::: TEXTO FORNECIDO
Uma das principais vitrines de visibilidade para o atual momento da música produzida no Brasil está justamente na participação em festivais de música independente, que pipocam país afora. Exemplos de sucesso deste tipo de empreitada é o que não faltam, como os brasilienses do Móveis Coloniais, os cuiabanos Macaco Bong e Vanguart, o paulistano Emicida, entre outros cases.

Não por acaso, uma das questões mais debatidas entre os músicos é a circulação, que ainda é uma dificuldade a ser superada por uma parcela considerável de bandas. Com a disponibilidade de tecnologias que possibilitam estúdios caseiros e uma infinidade de opções de distribuição/ veiculação digital dos trabalhos, uma das últimas barreiras a ser vencida é justamente “por o pé na estrada”, porque esbarra em questões de ordem financeira. O problema está no fato de que, para a maioria dos artistas, a música ainda não se tornou uma atividade auto-sustentável, e o paradoxo é que um dos caminhos para que se alcance a tão sonhada e discutida sustentabilidade passa justamente pela circulação.
::::::
== EXERCÍCIOS PROPOSTOS ==
A) Repita na íntegra, sem nenhuma alteração, o texto sobre festivais de música independente e a circulação das bandas.
B) Copie fielmente as linhas das entradas, começando pela primeira linha delas e seguindo até a linha que contém "emoji-hand bbox=[119, 468, 132, 482]", com as duas pontas incluídas. Não copie nada além dessas linhas.
::: ENTRADAS APRESENTADAS
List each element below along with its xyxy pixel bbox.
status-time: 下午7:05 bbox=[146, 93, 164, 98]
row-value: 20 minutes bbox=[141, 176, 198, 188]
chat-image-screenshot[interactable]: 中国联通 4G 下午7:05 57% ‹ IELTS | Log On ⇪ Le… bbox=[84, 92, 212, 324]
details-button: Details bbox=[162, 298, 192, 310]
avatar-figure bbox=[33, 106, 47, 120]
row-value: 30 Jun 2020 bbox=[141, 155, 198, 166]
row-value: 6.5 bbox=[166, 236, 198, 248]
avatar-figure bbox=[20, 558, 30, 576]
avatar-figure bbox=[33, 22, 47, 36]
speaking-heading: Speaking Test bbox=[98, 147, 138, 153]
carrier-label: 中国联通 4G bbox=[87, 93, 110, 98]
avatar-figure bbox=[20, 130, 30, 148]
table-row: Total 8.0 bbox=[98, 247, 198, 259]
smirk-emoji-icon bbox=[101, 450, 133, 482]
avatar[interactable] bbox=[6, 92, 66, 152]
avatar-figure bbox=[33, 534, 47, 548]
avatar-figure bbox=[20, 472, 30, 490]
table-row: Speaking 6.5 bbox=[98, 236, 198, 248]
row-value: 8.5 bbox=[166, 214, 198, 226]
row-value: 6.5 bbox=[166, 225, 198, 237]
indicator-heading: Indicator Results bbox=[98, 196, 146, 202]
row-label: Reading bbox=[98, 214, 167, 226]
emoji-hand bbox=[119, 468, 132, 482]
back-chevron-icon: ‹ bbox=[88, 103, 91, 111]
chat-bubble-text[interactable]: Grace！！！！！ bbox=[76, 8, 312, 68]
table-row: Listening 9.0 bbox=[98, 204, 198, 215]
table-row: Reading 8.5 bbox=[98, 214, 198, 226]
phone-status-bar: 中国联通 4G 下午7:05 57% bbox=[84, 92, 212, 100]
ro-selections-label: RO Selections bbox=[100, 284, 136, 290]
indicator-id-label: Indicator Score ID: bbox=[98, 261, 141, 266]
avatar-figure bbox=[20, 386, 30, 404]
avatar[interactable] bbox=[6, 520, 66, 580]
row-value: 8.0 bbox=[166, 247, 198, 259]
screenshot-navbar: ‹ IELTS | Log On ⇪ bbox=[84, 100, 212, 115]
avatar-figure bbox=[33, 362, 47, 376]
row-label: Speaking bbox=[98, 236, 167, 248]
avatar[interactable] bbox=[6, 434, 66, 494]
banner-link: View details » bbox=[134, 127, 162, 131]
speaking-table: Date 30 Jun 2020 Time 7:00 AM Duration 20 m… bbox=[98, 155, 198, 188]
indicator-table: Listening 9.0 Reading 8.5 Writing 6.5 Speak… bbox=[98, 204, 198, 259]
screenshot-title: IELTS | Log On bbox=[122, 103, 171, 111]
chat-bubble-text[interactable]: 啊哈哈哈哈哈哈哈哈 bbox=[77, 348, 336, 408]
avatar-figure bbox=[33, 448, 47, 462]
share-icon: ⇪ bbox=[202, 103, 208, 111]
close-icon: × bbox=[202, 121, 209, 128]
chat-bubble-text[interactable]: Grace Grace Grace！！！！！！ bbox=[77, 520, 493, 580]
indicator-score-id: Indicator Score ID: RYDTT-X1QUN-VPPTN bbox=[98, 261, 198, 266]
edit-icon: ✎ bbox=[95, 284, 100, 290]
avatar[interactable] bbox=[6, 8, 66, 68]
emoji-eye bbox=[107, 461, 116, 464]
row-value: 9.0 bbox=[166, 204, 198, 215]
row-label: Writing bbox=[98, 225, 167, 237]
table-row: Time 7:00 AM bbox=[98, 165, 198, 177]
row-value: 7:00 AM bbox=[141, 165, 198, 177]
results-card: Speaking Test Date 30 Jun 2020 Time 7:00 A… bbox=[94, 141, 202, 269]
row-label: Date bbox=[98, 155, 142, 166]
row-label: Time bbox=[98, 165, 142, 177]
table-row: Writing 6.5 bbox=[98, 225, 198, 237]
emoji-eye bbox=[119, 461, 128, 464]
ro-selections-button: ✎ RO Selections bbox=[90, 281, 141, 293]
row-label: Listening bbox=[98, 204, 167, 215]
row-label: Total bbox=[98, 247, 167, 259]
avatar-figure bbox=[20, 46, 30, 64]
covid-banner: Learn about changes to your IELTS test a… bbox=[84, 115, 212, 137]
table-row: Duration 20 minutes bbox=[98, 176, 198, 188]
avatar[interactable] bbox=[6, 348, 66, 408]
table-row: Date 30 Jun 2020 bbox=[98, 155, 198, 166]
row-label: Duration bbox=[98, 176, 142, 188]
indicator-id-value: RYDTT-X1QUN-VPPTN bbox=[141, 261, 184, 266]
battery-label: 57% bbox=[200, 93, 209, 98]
::::::
== RESPOSTAS RESOLVIDAS ==
A)
Uma das principais vitrines de visibilidade para o atual momento da música produzida no Brasil está justamente na participação em festivais de música independente, que pipocam país afora. Exemplos de sucesso deste tipo de empreitada é o que não faltam, como os brasilienses do Móveis Coloniais, os cuiabanos Macaco Bong e Vanguart, o paulistano Emicida, entre outros cases.

Não por acaso, uma das questões mais debatidas entre os músicos é a circulação, que ainda é uma dificuldade a ser superada por uma parcela considerável de bandas. Com a disponibilidade de tecnologias que possibilitam estúdios caseiros e uma infinidade de opções de distribuição/ veiculação digital dos trabalhos, uma das últimas barreiras a ser vencida é justamente “por o pé na estrada”, porque esbarra em questões de ordem financeira. O problema está no fato de que, para a maioria dos artistas, a música ainda não se tornou uma atividade auto-sustentável, e o paradoxo é que um dos caminhos para que se alcance a tão sonhada e discutida sustentabilidade passa justamente pela circulação.

B)
List each element below along with its xyxy pixel bbox.
status-time: 下午7:05 bbox=[146, 93, 164, 98]
row-value: 20 minutes bbox=[141, 176, 198, 188]
chat-image-screenshot[interactable]: 中国联通 4G 下午7:05 57% ‹ IELTS | Log On ⇪ Le… bbox=[84, 92, 212, 324]
details-button: Details bbox=[162, 298, 192, 310]
avatar-figure bbox=[33, 106, 47, 120]
row-value: 30 Jun 2020 bbox=[141, 155, 198, 166]
row-value: 6.5 bbox=[166, 236, 198, 248]
avatar-figure bbox=[20, 558, 30, 576]
avatar-figure bbox=[33, 22, 47, 36]
speaking-heading: Speaking Test bbox=[98, 147, 138, 153]
carrier-label: 中国联通 4G bbox=[87, 93, 110, 98]
avatar-figure bbox=[20, 130, 30, 148]
table-row: Total 8.0 bbox=[98, 247, 198, 259]
smirk-emoji-icon bbox=[101, 450, 133, 482]
avatar[interactable] bbox=[6, 92, 66, 152]
avatar-figure bbox=[33, 534, 47, 548]
avatar-figure bbox=[20, 472, 30, 490]
table-row: Speaking 6.5 bbox=[98, 236, 198, 248]
row-value: 8.5 bbox=[166, 214, 198, 226]
row-value: 6.5 bbox=[166, 225, 198, 237]
indicator-heading: Indicator Results bbox=[98, 196, 146, 202]
row-label: Reading bbox=[98, 214, 167, 226]
emoji-hand bbox=[119, 468, 132, 482]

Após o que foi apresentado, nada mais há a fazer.